Task description | In the entries below, count the lines holding "created". Reply with the number only.

Information shown |
[BEGIN]
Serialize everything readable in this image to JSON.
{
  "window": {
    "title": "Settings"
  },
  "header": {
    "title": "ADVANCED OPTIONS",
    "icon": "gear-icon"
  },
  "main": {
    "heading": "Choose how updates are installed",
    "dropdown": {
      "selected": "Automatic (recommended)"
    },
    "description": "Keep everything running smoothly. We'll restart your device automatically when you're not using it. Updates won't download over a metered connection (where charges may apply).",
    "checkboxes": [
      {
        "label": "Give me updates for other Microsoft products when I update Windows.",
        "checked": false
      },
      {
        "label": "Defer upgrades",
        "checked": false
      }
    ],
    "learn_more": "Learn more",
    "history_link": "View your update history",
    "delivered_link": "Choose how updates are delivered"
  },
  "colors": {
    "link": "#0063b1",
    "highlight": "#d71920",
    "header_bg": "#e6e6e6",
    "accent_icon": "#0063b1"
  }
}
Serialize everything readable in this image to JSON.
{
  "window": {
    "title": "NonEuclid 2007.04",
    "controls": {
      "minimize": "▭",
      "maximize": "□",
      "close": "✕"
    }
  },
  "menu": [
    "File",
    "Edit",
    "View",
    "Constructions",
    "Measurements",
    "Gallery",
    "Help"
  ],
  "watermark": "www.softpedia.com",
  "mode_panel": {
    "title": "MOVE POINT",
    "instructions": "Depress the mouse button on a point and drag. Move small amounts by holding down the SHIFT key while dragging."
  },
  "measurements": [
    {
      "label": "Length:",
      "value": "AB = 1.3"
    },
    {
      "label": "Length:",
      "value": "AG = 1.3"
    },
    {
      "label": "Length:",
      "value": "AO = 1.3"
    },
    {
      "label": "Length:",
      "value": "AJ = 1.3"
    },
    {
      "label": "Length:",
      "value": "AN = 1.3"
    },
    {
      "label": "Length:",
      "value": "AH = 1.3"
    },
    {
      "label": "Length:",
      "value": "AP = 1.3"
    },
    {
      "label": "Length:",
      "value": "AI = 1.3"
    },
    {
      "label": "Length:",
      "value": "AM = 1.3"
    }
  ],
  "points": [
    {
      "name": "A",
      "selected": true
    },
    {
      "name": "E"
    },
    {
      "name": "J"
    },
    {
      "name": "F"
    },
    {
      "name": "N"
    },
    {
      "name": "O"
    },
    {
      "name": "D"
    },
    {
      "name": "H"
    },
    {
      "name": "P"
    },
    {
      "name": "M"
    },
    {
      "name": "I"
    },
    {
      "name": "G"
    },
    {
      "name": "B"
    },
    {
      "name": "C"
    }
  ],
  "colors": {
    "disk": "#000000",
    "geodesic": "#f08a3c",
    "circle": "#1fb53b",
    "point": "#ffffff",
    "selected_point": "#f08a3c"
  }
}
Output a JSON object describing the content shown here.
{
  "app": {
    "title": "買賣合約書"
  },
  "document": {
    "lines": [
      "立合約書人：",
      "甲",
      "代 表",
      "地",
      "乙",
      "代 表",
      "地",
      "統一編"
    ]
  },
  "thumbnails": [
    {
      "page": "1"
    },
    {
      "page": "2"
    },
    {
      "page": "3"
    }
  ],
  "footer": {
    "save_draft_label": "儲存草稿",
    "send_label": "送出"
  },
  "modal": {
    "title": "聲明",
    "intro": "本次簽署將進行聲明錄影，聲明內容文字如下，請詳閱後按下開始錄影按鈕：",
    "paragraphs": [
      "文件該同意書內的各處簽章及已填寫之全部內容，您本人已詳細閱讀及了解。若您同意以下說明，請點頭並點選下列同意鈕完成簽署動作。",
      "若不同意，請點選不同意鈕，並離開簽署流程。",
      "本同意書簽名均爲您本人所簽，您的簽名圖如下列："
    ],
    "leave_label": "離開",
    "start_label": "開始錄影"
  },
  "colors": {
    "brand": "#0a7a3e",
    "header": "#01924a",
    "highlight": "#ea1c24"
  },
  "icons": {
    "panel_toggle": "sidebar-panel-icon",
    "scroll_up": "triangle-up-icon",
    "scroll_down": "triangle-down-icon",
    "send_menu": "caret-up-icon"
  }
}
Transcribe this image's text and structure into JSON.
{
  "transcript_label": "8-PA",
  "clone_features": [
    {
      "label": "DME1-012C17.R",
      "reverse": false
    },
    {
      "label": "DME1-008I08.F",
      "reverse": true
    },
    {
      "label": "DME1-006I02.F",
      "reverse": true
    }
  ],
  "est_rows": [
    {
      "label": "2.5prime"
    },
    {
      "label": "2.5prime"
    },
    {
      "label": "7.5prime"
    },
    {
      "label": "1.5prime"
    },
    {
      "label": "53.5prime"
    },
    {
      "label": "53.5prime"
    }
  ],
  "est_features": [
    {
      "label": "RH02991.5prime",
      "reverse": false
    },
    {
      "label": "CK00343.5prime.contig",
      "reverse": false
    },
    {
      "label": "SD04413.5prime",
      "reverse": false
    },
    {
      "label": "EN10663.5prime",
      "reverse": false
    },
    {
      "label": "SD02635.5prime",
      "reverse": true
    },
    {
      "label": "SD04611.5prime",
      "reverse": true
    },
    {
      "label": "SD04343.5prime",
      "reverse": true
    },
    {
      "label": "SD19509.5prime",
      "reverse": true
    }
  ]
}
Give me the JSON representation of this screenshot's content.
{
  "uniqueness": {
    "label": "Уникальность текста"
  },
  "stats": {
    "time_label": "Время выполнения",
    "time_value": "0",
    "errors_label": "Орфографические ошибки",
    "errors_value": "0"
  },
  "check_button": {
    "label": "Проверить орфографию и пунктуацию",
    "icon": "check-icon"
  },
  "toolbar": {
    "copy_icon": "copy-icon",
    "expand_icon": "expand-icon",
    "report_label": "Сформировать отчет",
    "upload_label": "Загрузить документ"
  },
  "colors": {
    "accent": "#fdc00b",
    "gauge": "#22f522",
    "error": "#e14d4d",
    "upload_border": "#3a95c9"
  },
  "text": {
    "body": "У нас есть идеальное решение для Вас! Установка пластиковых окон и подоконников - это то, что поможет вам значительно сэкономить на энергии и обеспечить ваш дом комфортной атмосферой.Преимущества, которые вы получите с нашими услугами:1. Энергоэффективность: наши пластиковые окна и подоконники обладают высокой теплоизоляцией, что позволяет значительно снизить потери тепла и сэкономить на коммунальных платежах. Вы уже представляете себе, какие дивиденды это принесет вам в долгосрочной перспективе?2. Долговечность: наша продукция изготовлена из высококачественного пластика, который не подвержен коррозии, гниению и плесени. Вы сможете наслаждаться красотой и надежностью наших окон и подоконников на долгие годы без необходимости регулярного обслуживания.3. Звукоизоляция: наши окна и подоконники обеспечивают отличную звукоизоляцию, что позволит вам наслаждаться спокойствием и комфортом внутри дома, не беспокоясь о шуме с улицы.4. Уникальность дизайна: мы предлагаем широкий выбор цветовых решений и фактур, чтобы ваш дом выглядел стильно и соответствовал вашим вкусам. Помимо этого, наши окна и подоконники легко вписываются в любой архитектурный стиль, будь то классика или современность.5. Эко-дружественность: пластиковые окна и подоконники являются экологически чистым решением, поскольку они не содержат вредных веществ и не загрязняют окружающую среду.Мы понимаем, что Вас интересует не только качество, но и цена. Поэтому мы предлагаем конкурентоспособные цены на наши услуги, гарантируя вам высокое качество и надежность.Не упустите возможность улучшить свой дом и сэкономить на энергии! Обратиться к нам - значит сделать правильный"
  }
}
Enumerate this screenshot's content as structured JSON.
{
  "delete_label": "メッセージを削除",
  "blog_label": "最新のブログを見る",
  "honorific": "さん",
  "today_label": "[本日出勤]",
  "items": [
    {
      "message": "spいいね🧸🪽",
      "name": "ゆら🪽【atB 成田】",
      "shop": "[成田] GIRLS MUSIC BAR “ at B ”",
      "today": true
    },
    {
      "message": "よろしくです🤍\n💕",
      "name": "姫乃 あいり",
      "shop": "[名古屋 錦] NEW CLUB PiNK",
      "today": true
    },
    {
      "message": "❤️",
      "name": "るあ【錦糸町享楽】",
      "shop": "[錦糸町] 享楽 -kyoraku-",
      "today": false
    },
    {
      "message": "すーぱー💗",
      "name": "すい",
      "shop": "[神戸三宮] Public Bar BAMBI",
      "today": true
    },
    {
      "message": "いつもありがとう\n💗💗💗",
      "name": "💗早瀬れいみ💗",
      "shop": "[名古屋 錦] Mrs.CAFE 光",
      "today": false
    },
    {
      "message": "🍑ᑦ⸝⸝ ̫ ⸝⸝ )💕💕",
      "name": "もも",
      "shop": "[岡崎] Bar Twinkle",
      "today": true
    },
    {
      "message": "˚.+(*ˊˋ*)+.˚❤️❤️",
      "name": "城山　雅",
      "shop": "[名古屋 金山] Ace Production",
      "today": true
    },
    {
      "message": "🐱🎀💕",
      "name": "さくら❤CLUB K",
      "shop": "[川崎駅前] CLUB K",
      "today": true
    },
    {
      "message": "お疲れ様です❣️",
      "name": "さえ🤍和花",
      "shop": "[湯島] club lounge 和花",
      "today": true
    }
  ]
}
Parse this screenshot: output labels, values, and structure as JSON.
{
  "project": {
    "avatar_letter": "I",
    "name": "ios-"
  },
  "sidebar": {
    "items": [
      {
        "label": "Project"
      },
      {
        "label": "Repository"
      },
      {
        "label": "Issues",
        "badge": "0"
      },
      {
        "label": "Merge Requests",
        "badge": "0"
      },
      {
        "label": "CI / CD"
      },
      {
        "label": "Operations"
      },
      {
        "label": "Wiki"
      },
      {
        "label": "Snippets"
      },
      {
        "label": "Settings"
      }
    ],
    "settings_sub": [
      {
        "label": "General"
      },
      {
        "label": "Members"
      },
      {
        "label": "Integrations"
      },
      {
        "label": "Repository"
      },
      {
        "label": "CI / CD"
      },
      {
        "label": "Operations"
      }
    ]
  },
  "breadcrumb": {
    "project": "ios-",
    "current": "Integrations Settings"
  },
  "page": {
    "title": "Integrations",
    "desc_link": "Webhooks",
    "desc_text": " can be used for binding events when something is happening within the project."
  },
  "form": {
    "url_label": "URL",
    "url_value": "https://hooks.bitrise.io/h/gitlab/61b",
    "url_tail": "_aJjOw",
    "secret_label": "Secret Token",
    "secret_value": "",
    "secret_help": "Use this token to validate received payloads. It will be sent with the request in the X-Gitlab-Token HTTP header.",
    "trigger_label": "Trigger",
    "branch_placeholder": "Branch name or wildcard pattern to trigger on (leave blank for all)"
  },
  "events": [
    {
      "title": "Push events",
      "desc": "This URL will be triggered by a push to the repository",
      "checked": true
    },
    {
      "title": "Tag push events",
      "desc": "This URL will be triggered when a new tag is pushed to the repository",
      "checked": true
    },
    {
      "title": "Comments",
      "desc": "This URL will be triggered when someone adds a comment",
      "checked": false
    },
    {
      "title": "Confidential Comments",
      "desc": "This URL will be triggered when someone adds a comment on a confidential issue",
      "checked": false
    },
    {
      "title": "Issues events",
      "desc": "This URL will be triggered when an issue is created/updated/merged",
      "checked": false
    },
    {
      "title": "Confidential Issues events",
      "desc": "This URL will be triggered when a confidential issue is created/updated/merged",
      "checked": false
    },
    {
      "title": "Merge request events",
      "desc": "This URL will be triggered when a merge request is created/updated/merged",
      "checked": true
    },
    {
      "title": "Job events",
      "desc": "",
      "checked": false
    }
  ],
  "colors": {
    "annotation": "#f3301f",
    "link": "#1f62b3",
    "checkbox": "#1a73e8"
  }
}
[END]
Exercise solution | 3